What you need to do
In the data below, find every line that has the string "title", and copy it.

** Start of Raw data **

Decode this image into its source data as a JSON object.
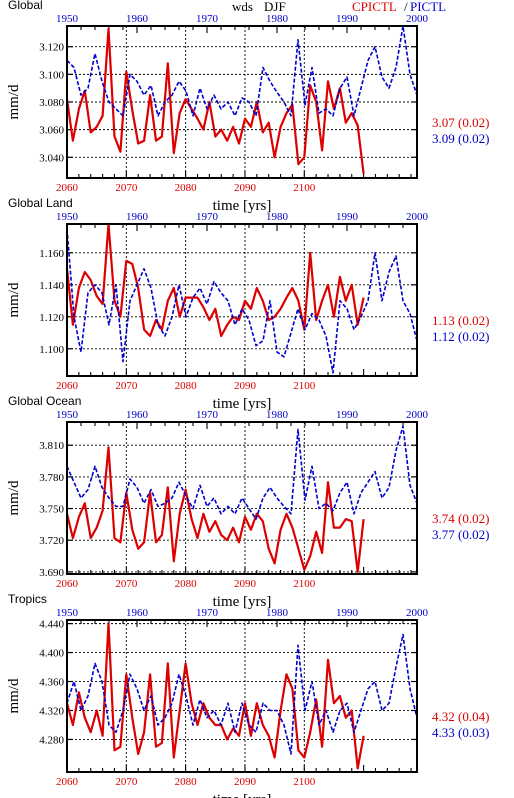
{
  "header": {
    "variable": "wds",
    "season": "DJF",
    "cp_label": "CPICTL",
    "slash": "/",
    "pi_label": "PICTL"
  },
  "colors": {
    "cp": "#dd0000",
    "pi": "#0000cc",
    "grid": "#000000"
  },
  "chart_data": [
    {
      "type": "line",
      "title": "Global",
      "ylabel": "mm/d",
      "xlabel": "time [yrs]",
      "x_bottom": {
        "label_color": "red",
        "range": [
          2060,
          2119
        ],
        "ticks": [
          2060,
          2070,
          2080,
          2090,
          2100
        ]
      },
      "x_top": {
        "label_color": "blue",
        "range": [
          1950,
          2000
        ],
        "ticks": [
          1950,
          1960,
          1970,
          1980,
          1990,
          2000
        ]
      },
      "ylim": [
        3.025,
        3.135
      ],
      "yticks": [
        "3.040",
        "3.060",
        "3.080",
        "3.100",
        "3.120"
      ],
      "grid": true,
      "series": [
        {
          "name": "CPICTL",
          "axis": "bottom",
          "color": "red",
          "x_start": 2060,
          "values": [
            3.082,
            3.052,
            3.075,
            3.088,
            3.058,
            3.062,
            3.07,
            3.133,
            3.055,
            3.044,
            3.102,
            3.074,
            3.05,
            3.052,
            3.085,
            3.052,
            3.055,
            3.108,
            3.043,
            3.072,
            3.082,
            3.075,
            3.068,
            3.06,
            3.08,
            3.055,
            3.06,
            3.052,
            3.062,
            3.05,
            3.068,
            3.062,
            3.08,
            3.058,
            3.065,
            3.04,
            3.062,
            3.072,
            3.078,
            3.035,
            3.04,
            3.092,
            3.08,
            3.045,
            3.095,
            3.075,
            3.09,
            3.065,
            3.072,
            3.063,
            3.028
          ]
        },
        {
          "name": "PICTL",
          "axis": "top",
          "color": "blue",
          "x_start": 1950,
          "values": [
            3.11,
            3.105,
            3.085,
            3.09,
            3.115,
            3.095,
            3.08,
            3.075,
            3.07,
            3.1,
            3.095,
            3.085,
            3.092,
            3.07,
            3.08,
            3.085,
            3.095,
            3.088,
            3.07,
            3.09,
            3.075,
            3.085,
            3.075,
            3.08,
            3.07,
            3.083,
            3.08,
            3.07,
            3.105,
            3.095,
            3.087,
            3.08,
            3.07,
            3.125,
            3.078,
            3.105,
            3.072,
            3.075,
            3.07,
            3.09,
            3.098,
            3.07,
            3.09,
            3.11,
            3.12,
            3.098,
            3.09,
            3.105,
            3.135,
            3.1,
            3.085
          ]
        }
      ],
      "stats": {
        "cp": "3.07 (0.02)",
        "pi": "3.09 (0.02)"
      }
    },
    {
      "type": "line",
      "title": "Global Land",
      "ylabel": "mm/d",
      "xlabel": "time [yrs]",
      "x_bottom": {
        "label_color": "red",
        "range": [
          2060,
          2119
        ],
        "ticks": [
          2060,
          2070,
          2080,
          2090,
          2100
        ]
      },
      "x_top": {
        "label_color": "blue",
        "range": [
          1950,
          2000
        ],
        "ticks": [
          1950,
          1960,
          1970,
          1980,
          1990,
          2000
        ]
      },
      "ylim": [
        1.083,
        1.178
      ],
      "yticks": [
        "1.100",
        "1.120",
        "1.140",
        "1.160"
      ],
      "grid": true,
      "series": [
        {
          "name": "CPICTL",
          "axis": "bottom",
          "color": "red",
          "x_start": 2060,
          "values": [
            1.15,
            1.115,
            1.138,
            1.148,
            1.143,
            1.133,
            1.128,
            1.178,
            1.13,
            1.12,
            1.155,
            1.153,
            1.138,
            1.112,
            1.108,
            1.118,
            1.112,
            1.13,
            1.138,
            1.12,
            1.132,
            1.132,
            1.132,
            1.126,
            1.118,
            1.125,
            1.108,
            1.115,
            1.12,
            1.118,
            1.13,
            1.125,
            1.138,
            1.13,
            1.118,
            1.12,
            1.125,
            1.132,
            1.138,
            1.13,
            1.112,
            1.16,
            1.118,
            1.13,
            1.14,
            1.12,
            1.145,
            1.13,
            1.14,
            1.115,
            1.132
          ]
        },
        {
          "name": "PICTL",
          "axis": "top",
          "color": "blue",
          "x_start": 1950,
          "values": [
            1.175,
            1.12,
            1.098,
            1.135,
            1.14,
            1.135,
            1.115,
            1.14,
            1.092,
            1.13,
            1.14,
            1.15,
            1.138,
            1.115,
            1.108,
            1.12,
            1.14,
            1.12,
            1.132,
            1.138,
            1.128,
            1.142,
            1.135,
            1.13,
            1.115,
            1.125,
            1.118,
            1.102,
            1.105,
            1.13,
            1.098,
            1.095,
            1.11,
            1.125,
            1.112,
            1.122,
            1.118,
            1.108,
            1.085,
            1.13,
            1.125,
            1.112,
            1.12,
            1.13,
            1.16,
            1.13,
            1.148,
            1.158,
            1.13,
            1.122,
            1.105
          ]
        }
      ],
      "stats": {
        "cp": "1.13 (0.02)",
        "pi": "1.12 (0.02)"
      }
    },
    {
      "type": "line",
      "title": "Global Ocean",
      "ylabel": "mm/d",
      "xlabel": "time [yrs]",
      "x_bottom": {
        "label_color": "red",
        "range": [
          2060,
          2119
        ],
        "ticks": [
          2060,
          2070,
          2080,
          2090,
          2100
        ]
      },
      "x_top": {
        "label_color": "blue",
        "range": [
          1950,
          2000
        ],
        "ticks": [
          1950,
          1960,
          1970,
          1980,
          1990,
          2000
        ]
      },
      "ylim": [
        3.688,
        3.832
      ],
      "yticks": [
        "3.690",
        "3.720",
        "3.750",
        "3.780",
        "3.810"
      ],
      "grid": true,
      "series": [
        {
          "name": "CPICTL",
          "axis": "bottom",
          "color": "red",
          "x_start": 2060,
          "values": [
            3.745,
            3.722,
            3.742,
            3.755,
            3.722,
            3.732,
            3.748,
            3.808,
            3.722,
            3.718,
            3.765,
            3.73,
            3.712,
            3.718,
            3.765,
            3.718,
            3.725,
            3.77,
            3.7,
            3.745,
            3.768,
            3.74,
            3.722,
            3.745,
            3.728,
            3.738,
            3.725,
            3.72,
            3.732,
            3.718,
            3.742,
            3.73,
            3.745,
            3.738,
            3.712,
            3.698,
            3.73,
            3.745,
            3.732,
            3.712,
            3.692,
            3.705,
            3.728,
            3.708,
            3.775,
            3.732,
            3.732,
            3.74,
            3.738,
            3.69,
            3.74
          ]
        },
        {
          "name": "PICTL",
          "axis": "top",
          "color": "blue",
          "x_start": 1950,
          "values": [
            3.79,
            3.775,
            3.76,
            3.768,
            3.79,
            3.77,
            3.76,
            3.752,
            3.752,
            3.778,
            3.77,
            3.755,
            3.768,
            3.752,
            3.755,
            3.76,
            3.775,
            3.762,
            3.75,
            3.772,
            3.752,
            3.76,
            3.745,
            3.752,
            3.745,
            3.76,
            3.75,
            3.74,
            3.76,
            3.77,
            3.76,
            3.752,
            3.745,
            3.825,
            3.758,
            3.79,
            3.75,
            3.755,
            3.748,
            3.765,
            3.775,
            3.745,
            3.765,
            3.775,
            3.785,
            3.76,
            3.77,
            3.805,
            3.828,
            3.772,
            3.755
          ]
        }
      ],
      "stats": {
        "cp": "3.74 (0.02)",
        "pi": "3.77 (0.02)"
      }
    },
    {
      "type": "line",
      "title": "Tropics",
      "ylabel": "mm/d",
      "xlabel": "time [yrs]",
      "x_bottom": {
        "label_color": "red",
        "range": [
          2060,
          2119
        ],
        "ticks": [
          2060,
          2070,
          2080,
          2090,
          2100
        ]
      },
      "x_top": {
        "label_color": "blue",
        "range": [
          1950,
          2000
        ],
        "ticks": [
          1950,
          1960,
          1970,
          1980,
          1990,
          2000
        ]
      },
      "ylim": [
        4.235,
        4.445
      ],
      "yticks": [
        "4.280",
        "4.320",
        "4.360",
        "4.400",
        "4.440"
      ],
      "grid": true,
      "series": [
        {
          "name": "CPICTL",
          "axis": "bottom",
          "color": "red",
          "x_start": 2060,
          "values": [
            4.33,
            4.3,
            4.345,
            4.31,
            4.29,
            4.32,
            4.285,
            4.44,
            4.265,
            4.27,
            4.37,
            4.31,
            4.26,
            4.29,
            4.37,
            4.27,
            4.275,
            4.385,
            4.255,
            4.32,
            4.385,
            4.33,
            4.3,
            4.33,
            4.31,
            4.3,
            4.3,
            4.28,
            4.295,
            4.285,
            4.33,
            4.285,
            4.33,
            4.3,
            4.285,
            4.255,
            4.32,
            4.37,
            4.35,
            4.265,
            4.255,
            4.29,
            4.335,
            4.27,
            4.39,
            4.33,
            4.34,
            4.31,
            4.32,
            4.24,
            4.285
          ]
        },
        {
          "name": "PICTL",
          "axis": "top",
          "color": "blue",
          "x_start": 1950,
          "values": [
            4.33,
            4.36,
            4.32,
            4.34,
            4.385,
            4.36,
            4.3,
            4.29,
            4.32,
            4.37,
            4.35,
            4.32,
            4.34,
            4.3,
            4.31,
            4.33,
            4.37,
            4.34,
            4.3,
            4.335,
            4.31,
            4.32,
            4.3,
            4.33,
            4.29,
            4.33,
            4.3,
            4.29,
            4.33,
            4.32,
            4.32,
            4.3,
            4.26,
            4.41,
            4.32,
            4.36,
            4.3,
            4.32,
            4.29,
            4.32,
            4.33,
            4.29,
            4.32,
            4.35,
            4.36,
            4.32,
            4.33,
            4.38,
            4.425,
            4.35,
            4.31
          ]
        }
      ],
      "stats": {
        "cp": "4.32 (0.04)",
        "pi": "4.33 (0.03)"
      }
    }
  ]
}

** End of Raw data **

Result of this exercise
      "title": "Global",
      "title": "Global Land",
      "title": "Global Ocean",
      "title": "Tropics",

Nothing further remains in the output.